Supplied data:

· · · · · · ·

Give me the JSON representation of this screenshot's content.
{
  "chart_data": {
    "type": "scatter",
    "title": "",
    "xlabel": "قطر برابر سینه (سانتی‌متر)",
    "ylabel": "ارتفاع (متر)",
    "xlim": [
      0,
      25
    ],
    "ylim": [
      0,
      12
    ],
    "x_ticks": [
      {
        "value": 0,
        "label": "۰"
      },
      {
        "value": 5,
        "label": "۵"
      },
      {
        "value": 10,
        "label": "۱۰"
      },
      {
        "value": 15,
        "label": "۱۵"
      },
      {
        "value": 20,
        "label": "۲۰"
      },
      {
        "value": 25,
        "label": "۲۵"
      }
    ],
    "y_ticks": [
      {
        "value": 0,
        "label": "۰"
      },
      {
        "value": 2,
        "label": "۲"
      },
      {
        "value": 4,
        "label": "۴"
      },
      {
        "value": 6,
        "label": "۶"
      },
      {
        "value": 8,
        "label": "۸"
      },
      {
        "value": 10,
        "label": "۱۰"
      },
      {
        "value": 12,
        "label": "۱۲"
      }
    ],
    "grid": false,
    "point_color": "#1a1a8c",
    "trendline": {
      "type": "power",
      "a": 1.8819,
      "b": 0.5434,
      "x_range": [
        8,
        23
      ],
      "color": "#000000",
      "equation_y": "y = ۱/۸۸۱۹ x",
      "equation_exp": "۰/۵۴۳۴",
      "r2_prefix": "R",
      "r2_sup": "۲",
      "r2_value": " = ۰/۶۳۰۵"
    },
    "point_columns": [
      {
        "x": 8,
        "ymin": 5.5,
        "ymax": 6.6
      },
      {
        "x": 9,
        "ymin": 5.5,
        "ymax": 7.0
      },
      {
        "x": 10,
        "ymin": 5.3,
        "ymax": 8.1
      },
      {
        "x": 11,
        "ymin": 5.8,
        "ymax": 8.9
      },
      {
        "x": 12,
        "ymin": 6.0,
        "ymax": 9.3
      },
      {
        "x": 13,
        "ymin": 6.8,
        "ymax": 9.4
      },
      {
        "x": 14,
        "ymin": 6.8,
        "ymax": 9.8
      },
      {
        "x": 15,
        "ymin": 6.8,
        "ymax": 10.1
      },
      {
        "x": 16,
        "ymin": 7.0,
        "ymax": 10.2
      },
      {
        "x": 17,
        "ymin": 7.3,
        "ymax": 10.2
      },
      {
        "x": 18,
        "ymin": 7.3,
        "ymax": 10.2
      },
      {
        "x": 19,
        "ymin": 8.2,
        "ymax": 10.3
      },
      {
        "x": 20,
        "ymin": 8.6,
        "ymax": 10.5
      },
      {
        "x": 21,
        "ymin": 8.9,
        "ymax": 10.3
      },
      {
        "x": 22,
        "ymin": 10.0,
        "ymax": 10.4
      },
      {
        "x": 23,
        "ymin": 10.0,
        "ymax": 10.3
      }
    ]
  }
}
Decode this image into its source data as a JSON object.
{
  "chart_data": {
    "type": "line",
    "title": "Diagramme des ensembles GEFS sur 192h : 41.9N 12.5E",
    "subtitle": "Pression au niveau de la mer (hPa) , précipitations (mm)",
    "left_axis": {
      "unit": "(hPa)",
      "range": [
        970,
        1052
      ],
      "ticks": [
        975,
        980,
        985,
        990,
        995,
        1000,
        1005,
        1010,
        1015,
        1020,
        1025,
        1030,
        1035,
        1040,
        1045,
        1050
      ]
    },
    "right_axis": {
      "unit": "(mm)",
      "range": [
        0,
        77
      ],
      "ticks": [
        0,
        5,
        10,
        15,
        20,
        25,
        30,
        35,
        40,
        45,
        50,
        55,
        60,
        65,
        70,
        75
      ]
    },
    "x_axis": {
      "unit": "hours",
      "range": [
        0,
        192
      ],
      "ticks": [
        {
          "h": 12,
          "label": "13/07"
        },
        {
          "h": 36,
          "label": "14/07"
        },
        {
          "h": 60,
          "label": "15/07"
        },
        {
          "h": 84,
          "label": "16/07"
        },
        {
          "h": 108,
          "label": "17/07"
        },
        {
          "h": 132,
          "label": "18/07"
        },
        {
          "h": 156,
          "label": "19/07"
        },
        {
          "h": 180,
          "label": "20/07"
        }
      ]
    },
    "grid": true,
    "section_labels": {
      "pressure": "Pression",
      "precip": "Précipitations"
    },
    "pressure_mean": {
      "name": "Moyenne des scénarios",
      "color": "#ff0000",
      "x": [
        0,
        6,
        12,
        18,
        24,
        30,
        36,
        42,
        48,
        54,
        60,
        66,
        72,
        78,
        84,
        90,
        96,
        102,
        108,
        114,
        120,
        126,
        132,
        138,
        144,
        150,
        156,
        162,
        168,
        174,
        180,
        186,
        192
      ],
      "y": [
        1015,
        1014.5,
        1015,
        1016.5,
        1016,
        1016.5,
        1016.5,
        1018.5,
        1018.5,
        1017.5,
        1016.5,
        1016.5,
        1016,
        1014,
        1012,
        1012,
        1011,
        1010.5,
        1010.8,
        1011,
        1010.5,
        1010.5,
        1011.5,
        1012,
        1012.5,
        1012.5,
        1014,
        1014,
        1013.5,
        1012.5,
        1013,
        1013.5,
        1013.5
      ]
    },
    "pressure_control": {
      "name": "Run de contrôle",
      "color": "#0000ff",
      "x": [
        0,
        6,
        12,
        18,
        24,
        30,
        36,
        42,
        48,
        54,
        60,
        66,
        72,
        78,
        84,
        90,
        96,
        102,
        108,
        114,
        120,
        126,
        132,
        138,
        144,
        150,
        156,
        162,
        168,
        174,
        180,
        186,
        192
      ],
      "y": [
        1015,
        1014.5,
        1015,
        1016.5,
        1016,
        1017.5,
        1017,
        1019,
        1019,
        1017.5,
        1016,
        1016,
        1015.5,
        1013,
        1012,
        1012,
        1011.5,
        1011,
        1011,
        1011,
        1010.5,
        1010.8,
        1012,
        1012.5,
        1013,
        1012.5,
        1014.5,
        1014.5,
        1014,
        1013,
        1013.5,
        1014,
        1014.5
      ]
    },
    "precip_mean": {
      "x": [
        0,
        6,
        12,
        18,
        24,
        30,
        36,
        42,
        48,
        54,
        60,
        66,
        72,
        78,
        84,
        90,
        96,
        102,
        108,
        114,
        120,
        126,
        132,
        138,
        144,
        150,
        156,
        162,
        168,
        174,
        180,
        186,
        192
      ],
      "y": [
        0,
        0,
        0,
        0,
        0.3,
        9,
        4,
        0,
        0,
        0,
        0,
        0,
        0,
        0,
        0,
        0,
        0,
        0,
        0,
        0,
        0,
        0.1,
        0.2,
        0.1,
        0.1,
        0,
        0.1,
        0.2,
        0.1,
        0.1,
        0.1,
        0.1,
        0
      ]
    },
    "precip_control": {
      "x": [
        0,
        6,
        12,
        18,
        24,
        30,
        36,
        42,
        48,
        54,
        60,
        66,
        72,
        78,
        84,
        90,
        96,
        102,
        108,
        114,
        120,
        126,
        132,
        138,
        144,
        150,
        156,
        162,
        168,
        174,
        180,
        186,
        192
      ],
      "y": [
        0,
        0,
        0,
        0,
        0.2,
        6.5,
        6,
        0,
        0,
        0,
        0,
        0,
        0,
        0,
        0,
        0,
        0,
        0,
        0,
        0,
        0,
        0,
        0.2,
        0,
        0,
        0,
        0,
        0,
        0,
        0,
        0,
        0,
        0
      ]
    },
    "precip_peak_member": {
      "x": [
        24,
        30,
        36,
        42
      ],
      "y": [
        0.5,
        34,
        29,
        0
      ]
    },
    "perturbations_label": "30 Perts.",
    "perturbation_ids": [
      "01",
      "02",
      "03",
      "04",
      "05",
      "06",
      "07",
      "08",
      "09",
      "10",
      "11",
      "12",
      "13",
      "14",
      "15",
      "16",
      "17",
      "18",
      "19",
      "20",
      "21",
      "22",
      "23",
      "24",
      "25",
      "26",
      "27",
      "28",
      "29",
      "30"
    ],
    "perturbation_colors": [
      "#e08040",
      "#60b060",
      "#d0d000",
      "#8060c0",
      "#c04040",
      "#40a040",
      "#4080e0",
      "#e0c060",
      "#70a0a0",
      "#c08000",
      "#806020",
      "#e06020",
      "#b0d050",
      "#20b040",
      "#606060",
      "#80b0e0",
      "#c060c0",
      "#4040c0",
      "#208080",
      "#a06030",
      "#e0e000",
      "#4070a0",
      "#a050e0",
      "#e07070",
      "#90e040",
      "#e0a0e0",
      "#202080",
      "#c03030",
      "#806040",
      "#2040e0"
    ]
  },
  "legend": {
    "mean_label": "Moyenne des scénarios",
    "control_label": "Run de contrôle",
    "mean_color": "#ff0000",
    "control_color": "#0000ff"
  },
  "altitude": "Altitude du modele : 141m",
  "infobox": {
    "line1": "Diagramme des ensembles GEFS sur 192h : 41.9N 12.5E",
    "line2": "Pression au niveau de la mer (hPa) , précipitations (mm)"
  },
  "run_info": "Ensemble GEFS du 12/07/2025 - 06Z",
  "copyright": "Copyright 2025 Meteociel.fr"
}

· · · · · · ·

Exercise details:
Every line of the listing that holds "this" is to be counted; give only the resulting number.

Right answer:
2